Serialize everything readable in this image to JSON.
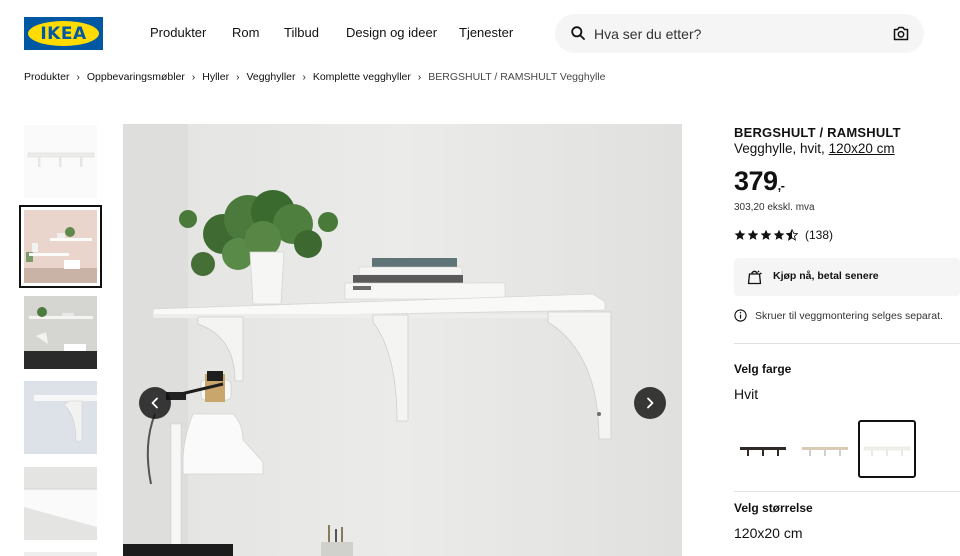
{
  "brand": {
    "logo_text": "IKEA",
    "blue": "#0058a3",
    "yellow": "#ffdb00"
  },
  "nav": [
    "Produkter",
    "Rom",
    "Tilbud",
    "Design og ideer",
    "Tjenester"
  ],
  "search": {
    "placeholder": "Hva ser du etter?"
  },
  "breadcrumb": {
    "items": [
      "Produkter",
      "Oppbevaringsmøbler",
      "Hyller",
      "Vegghyller",
      "Komplette vegghyller"
    ],
    "current": "BERGSHULT / RAMSHULT Vegghylle"
  },
  "gallery": {
    "selected_index": 1,
    "thumbnail_count": 5
  },
  "product": {
    "name": "BERGSHULT / RAMSHULT",
    "description": "Vegghylle, hvit,",
    "size_link": "120x20 cm",
    "price": "379",
    "price_suffix": ",-",
    "price_ex_vat": "303,20 ekskl. mva",
    "rating": 4.5,
    "rating_count": "(138)",
    "klarna": "Kjøp nå, betal senere",
    "info": "Skruer til veggmontering selges separat.",
    "color_label": "Velg farge",
    "color_value": "Hvit",
    "size_label": "Velg størrelse",
    "size_value": "120x20 cm"
  }
}
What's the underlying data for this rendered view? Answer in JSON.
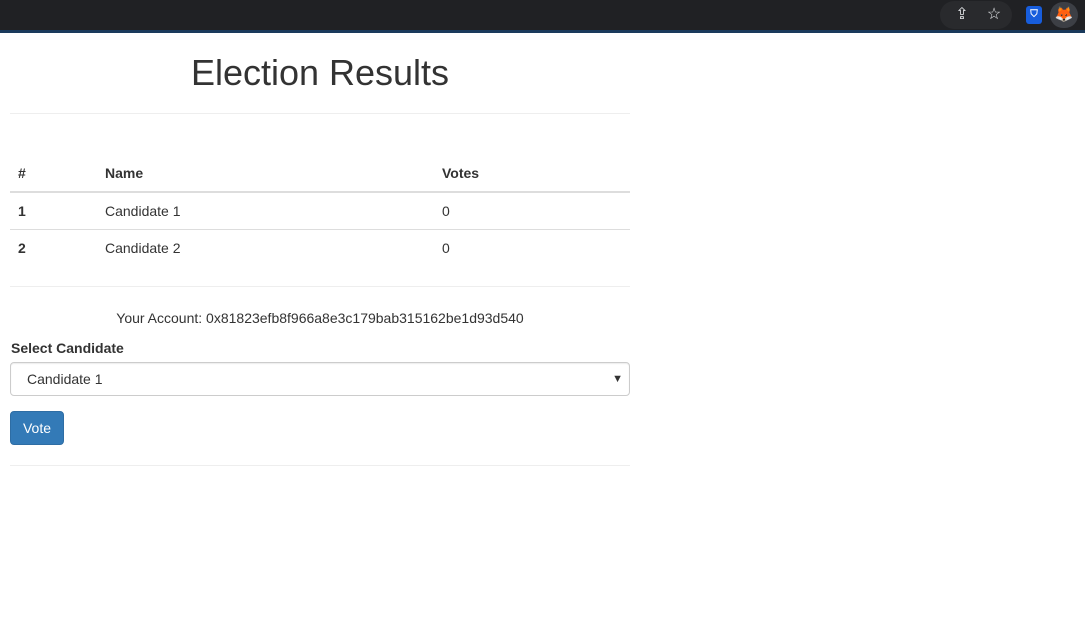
{
  "browser": {
    "share_icon": "share-icon",
    "star_icon": "star-icon",
    "extensions": [
      "bitwarden",
      "metamask"
    ]
  },
  "page": {
    "title": "Election Results",
    "table": {
      "headers": [
        "#",
        "Name",
        "Votes"
      ],
      "rows": [
        [
          "1",
          "Candidate 1",
          "0"
        ],
        [
          "2",
          "Candidate 2",
          "0"
        ]
      ]
    },
    "account": "Your Account: 0x81823efb8f966a8e3c179bab315162be1d93d540",
    "select_label": "Select Candidate",
    "select_value": "Candidate 1",
    "vote_label": "Vote"
  },
  "colors": {
    "accent": "#337ab7"
  }
}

------------------------------------------------------------

### BRIEF
Copy out the entries verbatim and leave the images out.

### TASK OUTPUT
Serialize everything readable in this image to JSON.
{
  "brand": {
    "logo_text": "IKEA",
    "blue": "#0058a3",
    "yellow": "#ffdb00"
  },
  "nav": [
    "Produkter",
    "Rom",
    "Tilbud",
    "Design og ideer",
    "Tjenester"
  ],
  "search": {
    "placeholder": "Hva ser du etter?"
  },
  "breadcrumb": {
    "items": [
      "Produkter",
      "Oppbevaringsmøbler",
      "Hyller",
      "Vegghyller",
      "Komplette vegghyller"
    ],
    "current": "BERGSHULT / RAMSHULT Vegghylle"
  },
  "gallery": {
    "selected_index": 1,
    "thumbnail_count": 5
  },
  "product": {
    "name": "BERGSHULT / RAMSHULT",
    "description": "Vegghylle, hvit,",
    "size_link": "120x20 cm",
    "price": "379",
    "price_suffix": ",-",
    "price_ex_vat": "303,20 ekskl. mva",
    "rating": 4.5,
    "rating_count": "(138)",
    "klarna": "Kjøp nå, betal senere",
    "info": "Skruer til veggmontering selges separat.",
    "color_label": "Velg farge",
    "color_value": "Hvit",
    "size_label": "Velg størrelse",
    "size_value": "120x20 cm"
  }
}
What's the underlying data for this rendered view? Answer in JSON.
{
  "browser": {
    "share_icon": "share-icon",
    "star_icon": "star-icon",
    "extensions": [
      "bitwarden",
      "metamask"
    ]
  },
  "page": {
    "title": "Election Results",
    "table": {
      "headers": [
        "#",
        "Name",
        "Votes"
      ],
      "rows": [
        [
          "1",
          "Candidate 1",
          "0"
        ],
        [
          "2",
          "Candidate 2",
          "0"
        ]
      ]
    },
    "account": "Your Account: 0x81823efb8f966a8e3c179bab315162be1d93d540",
    "select_label": "Select Candidate",
    "select_value": "Candidate 1",
    "vote_label": "Vote"
  },
  "colors": {
    "accent": "#337ab7"
  }
}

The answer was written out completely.